--- START Given data ---
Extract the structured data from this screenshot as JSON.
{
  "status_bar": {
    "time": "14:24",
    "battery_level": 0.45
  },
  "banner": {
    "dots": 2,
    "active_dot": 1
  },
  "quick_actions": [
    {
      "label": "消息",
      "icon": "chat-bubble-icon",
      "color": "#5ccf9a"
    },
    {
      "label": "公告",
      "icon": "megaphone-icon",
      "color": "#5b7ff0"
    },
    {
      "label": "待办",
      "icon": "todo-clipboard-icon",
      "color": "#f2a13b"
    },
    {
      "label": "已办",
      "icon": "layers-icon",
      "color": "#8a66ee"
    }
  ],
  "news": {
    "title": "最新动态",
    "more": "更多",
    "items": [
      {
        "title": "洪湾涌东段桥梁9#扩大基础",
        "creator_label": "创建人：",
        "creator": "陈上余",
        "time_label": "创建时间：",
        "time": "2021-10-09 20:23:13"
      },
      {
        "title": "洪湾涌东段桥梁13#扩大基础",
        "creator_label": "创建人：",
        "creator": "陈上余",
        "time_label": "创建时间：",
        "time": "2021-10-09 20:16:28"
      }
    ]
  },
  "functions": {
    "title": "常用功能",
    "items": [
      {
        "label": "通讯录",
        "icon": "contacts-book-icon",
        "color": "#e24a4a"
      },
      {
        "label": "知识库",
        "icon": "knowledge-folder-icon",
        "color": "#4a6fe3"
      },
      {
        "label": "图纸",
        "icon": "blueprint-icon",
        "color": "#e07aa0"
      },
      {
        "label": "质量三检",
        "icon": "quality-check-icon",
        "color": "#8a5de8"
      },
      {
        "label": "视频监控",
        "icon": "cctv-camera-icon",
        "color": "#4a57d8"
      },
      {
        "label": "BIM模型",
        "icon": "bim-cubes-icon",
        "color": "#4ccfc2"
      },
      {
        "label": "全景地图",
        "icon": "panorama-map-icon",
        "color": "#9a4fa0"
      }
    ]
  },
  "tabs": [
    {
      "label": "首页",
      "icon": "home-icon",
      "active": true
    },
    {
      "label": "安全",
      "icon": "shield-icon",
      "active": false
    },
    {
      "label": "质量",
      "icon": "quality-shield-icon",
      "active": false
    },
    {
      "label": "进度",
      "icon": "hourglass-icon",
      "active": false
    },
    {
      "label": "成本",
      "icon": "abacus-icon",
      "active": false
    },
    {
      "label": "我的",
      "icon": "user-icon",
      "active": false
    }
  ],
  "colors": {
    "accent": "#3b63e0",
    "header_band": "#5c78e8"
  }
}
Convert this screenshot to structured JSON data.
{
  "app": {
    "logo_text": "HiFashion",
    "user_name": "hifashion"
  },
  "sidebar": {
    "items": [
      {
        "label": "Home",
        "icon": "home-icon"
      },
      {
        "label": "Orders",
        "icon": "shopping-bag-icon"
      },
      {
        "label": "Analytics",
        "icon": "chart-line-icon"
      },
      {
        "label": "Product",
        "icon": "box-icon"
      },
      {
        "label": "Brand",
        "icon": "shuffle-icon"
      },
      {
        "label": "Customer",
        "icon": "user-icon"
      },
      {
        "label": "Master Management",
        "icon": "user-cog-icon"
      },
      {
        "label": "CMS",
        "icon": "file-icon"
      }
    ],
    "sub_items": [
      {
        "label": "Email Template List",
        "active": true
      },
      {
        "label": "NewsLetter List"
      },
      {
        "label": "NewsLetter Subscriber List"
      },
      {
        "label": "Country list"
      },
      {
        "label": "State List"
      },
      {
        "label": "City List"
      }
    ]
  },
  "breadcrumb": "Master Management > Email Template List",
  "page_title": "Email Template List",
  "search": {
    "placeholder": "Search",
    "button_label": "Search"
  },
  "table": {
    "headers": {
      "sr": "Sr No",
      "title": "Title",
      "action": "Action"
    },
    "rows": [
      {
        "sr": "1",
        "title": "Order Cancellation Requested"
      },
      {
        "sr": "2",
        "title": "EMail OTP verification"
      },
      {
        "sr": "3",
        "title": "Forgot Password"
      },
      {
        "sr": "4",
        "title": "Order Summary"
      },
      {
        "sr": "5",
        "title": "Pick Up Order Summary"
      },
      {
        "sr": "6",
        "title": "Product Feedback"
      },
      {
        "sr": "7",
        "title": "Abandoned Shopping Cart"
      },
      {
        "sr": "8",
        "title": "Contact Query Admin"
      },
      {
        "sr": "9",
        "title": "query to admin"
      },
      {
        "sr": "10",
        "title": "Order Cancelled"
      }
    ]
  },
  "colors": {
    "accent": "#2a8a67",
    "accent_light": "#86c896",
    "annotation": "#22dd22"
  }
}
--- END Given data ---
What needs to be done. Tally the lines of the records holding the word "Summary", then give only the resulting number.

Result of this task. 2